§ **TASK BRIEF**
Output the material below in its entirety, exactly as given.

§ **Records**
— Start —
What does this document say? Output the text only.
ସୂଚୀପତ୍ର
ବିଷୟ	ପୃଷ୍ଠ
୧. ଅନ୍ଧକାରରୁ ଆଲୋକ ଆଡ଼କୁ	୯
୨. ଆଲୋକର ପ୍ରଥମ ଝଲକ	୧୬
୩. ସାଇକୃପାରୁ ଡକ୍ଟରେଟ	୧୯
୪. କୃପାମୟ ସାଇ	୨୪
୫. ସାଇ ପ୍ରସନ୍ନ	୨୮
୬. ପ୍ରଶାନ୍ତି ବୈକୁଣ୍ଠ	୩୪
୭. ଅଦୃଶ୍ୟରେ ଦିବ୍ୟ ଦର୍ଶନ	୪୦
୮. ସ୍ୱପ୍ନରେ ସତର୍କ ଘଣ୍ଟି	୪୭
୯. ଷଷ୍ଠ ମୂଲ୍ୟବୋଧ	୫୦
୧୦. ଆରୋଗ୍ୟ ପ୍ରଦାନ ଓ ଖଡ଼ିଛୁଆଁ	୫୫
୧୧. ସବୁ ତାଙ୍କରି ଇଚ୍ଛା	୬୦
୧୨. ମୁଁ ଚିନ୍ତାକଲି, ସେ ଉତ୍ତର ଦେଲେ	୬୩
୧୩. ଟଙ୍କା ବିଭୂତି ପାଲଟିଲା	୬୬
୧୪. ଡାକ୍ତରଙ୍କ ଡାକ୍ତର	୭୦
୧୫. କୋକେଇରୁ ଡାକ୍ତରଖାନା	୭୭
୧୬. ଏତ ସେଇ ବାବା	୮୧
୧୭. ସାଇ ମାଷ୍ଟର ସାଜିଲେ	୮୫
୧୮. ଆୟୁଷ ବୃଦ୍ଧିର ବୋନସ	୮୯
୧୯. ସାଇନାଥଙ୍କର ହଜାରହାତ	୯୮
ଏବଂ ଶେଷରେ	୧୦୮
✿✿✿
— End —
§ **FINAL RESULT**
What does this document say? Output the text only.
ସୂଚୀପତ୍ର
ବିଷୟ	ପୃଷ୍ଠ
୧. ଅନ୍ଧକାରରୁ ଆଲୋକ ଆଡ଼କୁ	୯
୨. ଆଲୋକର ପ୍ରଥମ ଝଲକ	୧୬
୩. ସାଇକୃପାରୁ ଡକ୍ଟରେଟ	୧୯
୪. କୃପାମୟ ସାଇ	୨୪
୫. ସାଇ ପ୍ରସନ୍ନ	୨୮
୬. ପ୍ରଶାନ୍ତି ବୈକୁଣ୍ଠ	୩୪
୭. ଅଦୃଶ୍ୟରେ ଦିବ୍ୟ ଦର୍ଶନ	୪୦
୮. ସ୍ୱପ୍ନରେ ସତର୍କ ଘଣ୍ଟି	୪୭
୯. ଷଷ୍ଠ ମୂଲ୍ୟବୋଧ	୫୦
୧୦. ଆରୋଗ୍ୟ ପ୍ରଦାନ ଓ ଖଡ଼ିଛୁଆଁ	୫୫
୧୧. ସବୁ ତାଙ୍କରି ଇଚ୍ଛା	୬୦
୧୨. ମୁଁ ଚିନ୍ତାକଲି, ସେ ଉତ୍ତର ଦେଲେ	୬୩
୧୩. ଟଙ୍କା ବିଭୂତି ପାଲଟିଲା	୬୬
୧୪. ଡାକ୍ତରଙ୍କ ଡାକ୍ତର	୭୦
୧୫. କୋକେଇରୁ ଡାକ୍ତରଖାନା	୭୭
୧୬. ଏତ ସେଇ ବାବା	୮୧
୧୭. ସାଇ ମାଷ୍ଟର ସାଜିଲେ	୮୫
୧୮. ଆୟୁଷ ବୃଦ୍ଧିର ବୋନସ	୮୯
୧୯. ସାଇନାଥଙ୍କର ହଜାରହାତ	୯୮
ଏବଂ ଶେଷରେ	୧୦୮
✿✿✿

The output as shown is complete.